• Instrucciones
(A) Imprime sin cambios todo lo que va desde "Hay quienes todavía" hasta "y para qué?" en el texto sobre la clínica de odio.
(B) Por favor, da la continuación del texto sobre la clínica de odio, empezando justo después de su última oración.

• Texto extraído
Hay quienes todavía no se dan cuenta del material explosivo que están manejando. Uno de ellos, faltaba más, es Calderón. La frase que a últimas fechas más le gusta pronunciar en público dice: "Gané, pésele a quien le pese, y duélale a quien le duela". Pero ayer se superó a sí mismo innovando lo siguiente: "Gané voto por voto y casilla por casilla". Eso es una provocación que no puede venir de nadie, pero mucho menos de él. ¿De quiénes se está burlando y en nombre de quiénes lo hace y para qué?

Nada más lejos de estas notas que la intención de poner o llamar a poner la otra mejilla para iniciar una reconciliación nacional. Lo que se necesita es otra cosa: una clínica de odio, el concurso de un conjunto de especialistas en diversos dolores del cuerpo y del alma que nos enseñen y ayuden a sacar el odio de nuestro organismo, a impedir que ese veneno siga siendo usado por los de arriba para dominar y destruir a los de abajo. Hay que hacerlo, y pronto. Anoche por ejemplo, en una concurrida taberna donde había gente de cine, de prensa y de la vida universitaria, el ruido de las voces y los vasos se mezclaba con el estruendo de las fichas de dominó y las carcajadas de quienes se la estaban pasando de pelos. Pero el tema de la política estaba presente en todas las conversaciones.

Un mesero, joven y simpático, que vive muy lejos de ese lugar y que votó por Andrés Manuel ahora lo odia porque debido al plantón de Reforma todo el dinero que gana lo gasta en el taxi que lo lleva a su casa en lugar del pesero que tomaba antes. Cuando una muchacha le pagó con su tarjeta de débito y el uniformado fue a la caja a plancharla, y regresó con la mala noticia de que no tenía dinero, se la aventó a su clienta con un gesto despótico y le dijo: "Que te la llene López Obrador". Y poco faltó para que los acompañantes de la joven le sacaran los ojos por el insulto.

En otra mesa un grupo de estudiantes comentaba que había sido todo un éxito el concierto del miércoles en el estadio de beisbol de la UNAM, donde los asistentes, que en el mejor momento llegaron a ser 15 mil, reunieron media tonelada de productos para el centro de acopio del campamento en Reforma, y criticaron la postura del secretario de rectoría, José Narro, quien trató de impedir la realización del evento. Mientras ellos hablaban de eso, el conflicto entre la muchacha de la tarjeta y el mesero furibundo seguía subiendo de tono y luego se apagó, lo que por mi parte me hizo pensar en el asunto de la clínica de odio y al ver a un querido amigo sentado con otros dos a tres pasos de mí fui a saludarlo y le expuse la idea. "Creo que tenemos que empezar a trabajar el problema del odio con mucha seriedad", le dije, y agregué indebida, innecesariamente: "Pero lo que no podemos hacer es olvidar la responsabilidad social de Calderón y los panistas que metieron el odio entre nosotros". No lo hubiera dicho.

• Datos para revisar
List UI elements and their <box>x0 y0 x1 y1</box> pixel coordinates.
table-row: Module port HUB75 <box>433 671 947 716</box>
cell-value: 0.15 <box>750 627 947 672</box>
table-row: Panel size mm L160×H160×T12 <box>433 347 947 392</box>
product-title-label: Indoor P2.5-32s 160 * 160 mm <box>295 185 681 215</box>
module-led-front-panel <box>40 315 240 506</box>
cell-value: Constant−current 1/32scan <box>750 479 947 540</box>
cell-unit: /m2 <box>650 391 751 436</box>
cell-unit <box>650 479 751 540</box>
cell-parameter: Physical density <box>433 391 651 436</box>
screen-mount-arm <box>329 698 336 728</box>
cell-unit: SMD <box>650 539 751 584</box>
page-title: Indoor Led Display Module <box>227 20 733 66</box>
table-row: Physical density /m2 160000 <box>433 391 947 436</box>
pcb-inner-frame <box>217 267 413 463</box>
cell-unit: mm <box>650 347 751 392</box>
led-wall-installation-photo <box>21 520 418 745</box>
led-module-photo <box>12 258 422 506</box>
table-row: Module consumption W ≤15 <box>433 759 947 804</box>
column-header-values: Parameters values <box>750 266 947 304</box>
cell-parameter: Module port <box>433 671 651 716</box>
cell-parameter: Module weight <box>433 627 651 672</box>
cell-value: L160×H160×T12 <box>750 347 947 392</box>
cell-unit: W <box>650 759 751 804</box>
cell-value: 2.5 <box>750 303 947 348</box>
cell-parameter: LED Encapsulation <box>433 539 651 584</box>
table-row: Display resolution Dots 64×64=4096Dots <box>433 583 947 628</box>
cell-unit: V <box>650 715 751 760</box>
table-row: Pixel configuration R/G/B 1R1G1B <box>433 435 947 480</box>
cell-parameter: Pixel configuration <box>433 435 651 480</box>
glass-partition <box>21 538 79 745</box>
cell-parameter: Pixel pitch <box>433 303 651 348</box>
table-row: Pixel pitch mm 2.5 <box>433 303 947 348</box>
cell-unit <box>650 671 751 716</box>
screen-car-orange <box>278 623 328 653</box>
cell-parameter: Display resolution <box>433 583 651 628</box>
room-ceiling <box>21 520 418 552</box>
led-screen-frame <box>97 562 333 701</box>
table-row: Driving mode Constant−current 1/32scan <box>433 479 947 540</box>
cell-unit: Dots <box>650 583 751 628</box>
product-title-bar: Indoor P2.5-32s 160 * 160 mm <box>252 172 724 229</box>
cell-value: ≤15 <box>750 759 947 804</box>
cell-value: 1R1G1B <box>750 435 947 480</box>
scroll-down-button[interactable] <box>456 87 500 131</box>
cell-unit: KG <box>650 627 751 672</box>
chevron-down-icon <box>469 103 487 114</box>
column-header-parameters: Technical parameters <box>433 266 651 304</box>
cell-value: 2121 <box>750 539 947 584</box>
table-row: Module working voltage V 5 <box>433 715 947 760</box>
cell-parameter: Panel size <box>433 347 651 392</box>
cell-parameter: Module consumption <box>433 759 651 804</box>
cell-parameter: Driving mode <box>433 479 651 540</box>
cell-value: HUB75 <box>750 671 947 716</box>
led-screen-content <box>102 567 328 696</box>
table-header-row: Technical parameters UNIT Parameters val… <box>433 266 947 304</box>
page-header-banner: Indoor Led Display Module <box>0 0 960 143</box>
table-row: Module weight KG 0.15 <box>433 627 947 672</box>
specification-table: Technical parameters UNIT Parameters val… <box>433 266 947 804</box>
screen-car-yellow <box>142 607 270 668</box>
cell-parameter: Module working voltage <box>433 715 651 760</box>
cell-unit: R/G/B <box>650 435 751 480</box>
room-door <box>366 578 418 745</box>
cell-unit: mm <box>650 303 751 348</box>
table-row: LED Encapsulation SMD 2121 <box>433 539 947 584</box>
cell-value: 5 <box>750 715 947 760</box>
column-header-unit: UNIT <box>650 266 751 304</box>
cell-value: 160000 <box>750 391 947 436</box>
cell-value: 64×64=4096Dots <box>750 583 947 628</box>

• Respuestas
(A)
Hay quienes todavía no se dan cuenta del material explosivo que están manejando. Uno de ellos, faltaba más, es Calderón. La frase que a últimas fechas más le gusta pronunciar en público dice: "Gané, pésele a quien le pese, y duélale a quien le duela". Pero ayer se superó a sí mismo innovando lo siguiente: "Gané voto por voto y casilla por casilla". Eso es una provocación que no puede venir de nadie, pero mucho menos de él. ¿De quiénes se está burlando y en nombre de quiénes lo hace y para qué?

(B)
Uno de los amigos de mi amigo me volteó a ver con ojos de fuego y me fulminó con estas palabras: "Ahora nomás falta que también acusen a Calderón de eso, van a decir que el odio empezó con los espots, no nos hagamos pendejos, lo empezaron ustedes". Y en ese instante el odio se apoderó de mí y cerrando el puño comencé a golpear la mesa gritando una por una algunas de las propuestas más atractivas de la campaña electoral de López Obrador: "¿Sembrar 3 millones de cedros genera odio? ¿Construir un tren bala del DF a las fronteras produce odio? ¿Pagarle un salario social a todos los ancianos genera odio?" El estruendo provocado por el énfasis de las palabras hizo que la gente de las mesas vecinas se pusiera de pie y que mi amigo se enfrascara en una horripilante discusión a gritos con el que acababa de recibir mi filípica. Yo sólo alcanzaba a escuchar a mi amigo que decía: "¿Sabes quién es él, sabes quién es él?" Media hora después, apaciguados los ánimos, mi amigo nos presentó diciendo mi nombre y el del otro sujeto, y éste a boca de jarro me contó una anécdota alucinante: "En 1982, tú eras candidato a diputado, luchabas por la legalización de la mariguana y organizaste una tocada de rock en la colonia San Simón, pero la delegación quitó la luz para sabotearte y una persona te ofreció conectar un cable de 50 metros hasta el enchufe de su casa. Esa persona era yo".

Incluso al calor de la lucha contra el golpe de Estado y el fraude electoral, urge una clínica de odio antes que sea demasiado tarde.